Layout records
-----

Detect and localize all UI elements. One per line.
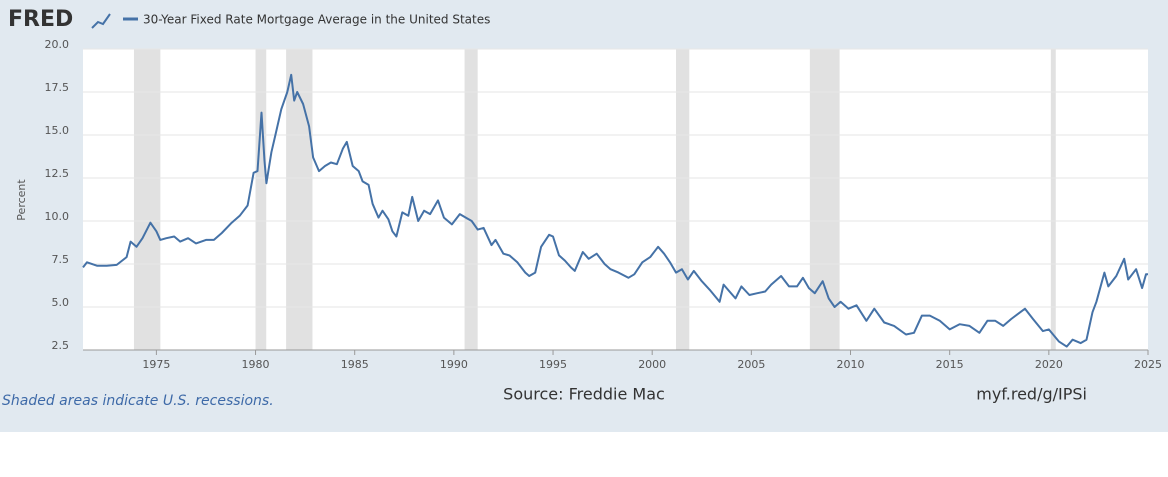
recession-band [1050,49,1056,350]
y-tick-label: 2.5 [52,339,70,352]
logo[interactable]: FRED [8,7,73,32]
x-tick-label: 2020 [1035,358,1063,371]
y-tick-label: 5.0 [52,296,70,309]
y-tick-label: 15.0 [45,124,70,137]
x-tick-label: 1995 [539,358,567,371]
recession-band [286,49,313,350]
series-line [82,73,1148,348]
legend-label: 30-Year Fixed Rate Mortgage Average in t… [143,13,490,27]
recession-band [133,49,161,350]
recession-band [675,49,690,350]
short-link[interactable]: myf.red/g/IPSi [976,385,1087,404]
x-tick-label: 2025 [1134,358,1162,371]
x-tick-label: 2010 [837,358,865,371]
y-tick-label: 17.5 [45,81,70,94]
x-tick-label: 1975 [142,358,170,371]
y-axis-label: Percent [15,179,28,221]
y-tick-label: 20.0 [45,38,70,51]
x-tick-label: 2005 [737,358,765,371]
plot-area [83,49,1148,350]
y-tick-label: 10.0 [45,210,70,223]
recession-band [809,49,840,350]
recession-band [255,49,267,350]
x-tick-label: 2015 [936,358,964,371]
y-tick-label: 7.5 [52,253,70,266]
recession-band [464,49,478,350]
recession-note: Shaded areas indicate U.S. recessions. [2,393,274,409]
y-tick-label: 12.5 [45,167,70,180]
source: Source: Freddie Mac [503,385,665,404]
logo-icon [91,13,111,29]
x-tick-label: 1990 [440,358,468,371]
x-tick-label: 2000 [638,358,666,371]
x-tick-label: 1980 [242,358,270,371]
x-tick-label: 1985 [341,358,369,371]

-----

▶ _TASK PROMPT_
Rename every "recession-band" to "shaded-band" throughout the data above, keeping every other line unchanged, and omit the picture placeholder.

▶ _TASK RESULT_
Detect and localize all UI elements. One per line.
shaded-band [1050,49,1056,350]
y-tick-label: 2.5 [52,339,70,352]
logo[interactable]: FRED [8,7,73,32]
x-tick-label: 2020 [1035,358,1063,371]
y-tick-label: 5.0 [52,296,70,309]
y-tick-label: 15.0 [45,124,70,137]
x-tick-label: 1995 [539,358,567,371]
shaded-band [286,49,313,350]
series-line [82,73,1148,348]
legend-label: 30-Year Fixed Rate Mortgage Average in t… [143,13,490,27]
shaded-band [133,49,161,350]
shaded-band [675,49,690,350]
short-link[interactable]: myf.red/g/IPSi [976,385,1087,404]
x-tick-label: 2025 [1134,358,1162,371]
x-tick-label: 2010 [837,358,865,371]
y-tick-label: 17.5 [45,81,70,94]
x-tick-label: 1975 [142,358,170,371]
y-axis-label: Percent [15,179,28,221]
y-tick-label: 20.0 [45,38,70,51]
x-tick-label: 2005 [737,358,765,371]
plot-area [83,49,1148,350]
y-tick-label: 10.0 [45,210,70,223]
shaded-band [809,49,840,350]
shaded-band [255,49,267,350]
x-tick-label: 2015 [936,358,964,371]
y-tick-label: 7.5 [52,253,70,266]
shaded-band [464,49,478,350]
recession-note: Shaded areas indicate U.S. recessions. [2,393,274,409]
y-tick-label: 12.5 [45,167,70,180]
source: Source: Freddie Mac [503,385,665,404]
logo-icon [91,13,111,29]
x-tick-label: 1990 [440,358,468,371]
x-tick-label: 2000 [638,358,666,371]
x-tick-label: 1980 [242,358,270,371]
x-tick-label: 1985 [341,358,369,371]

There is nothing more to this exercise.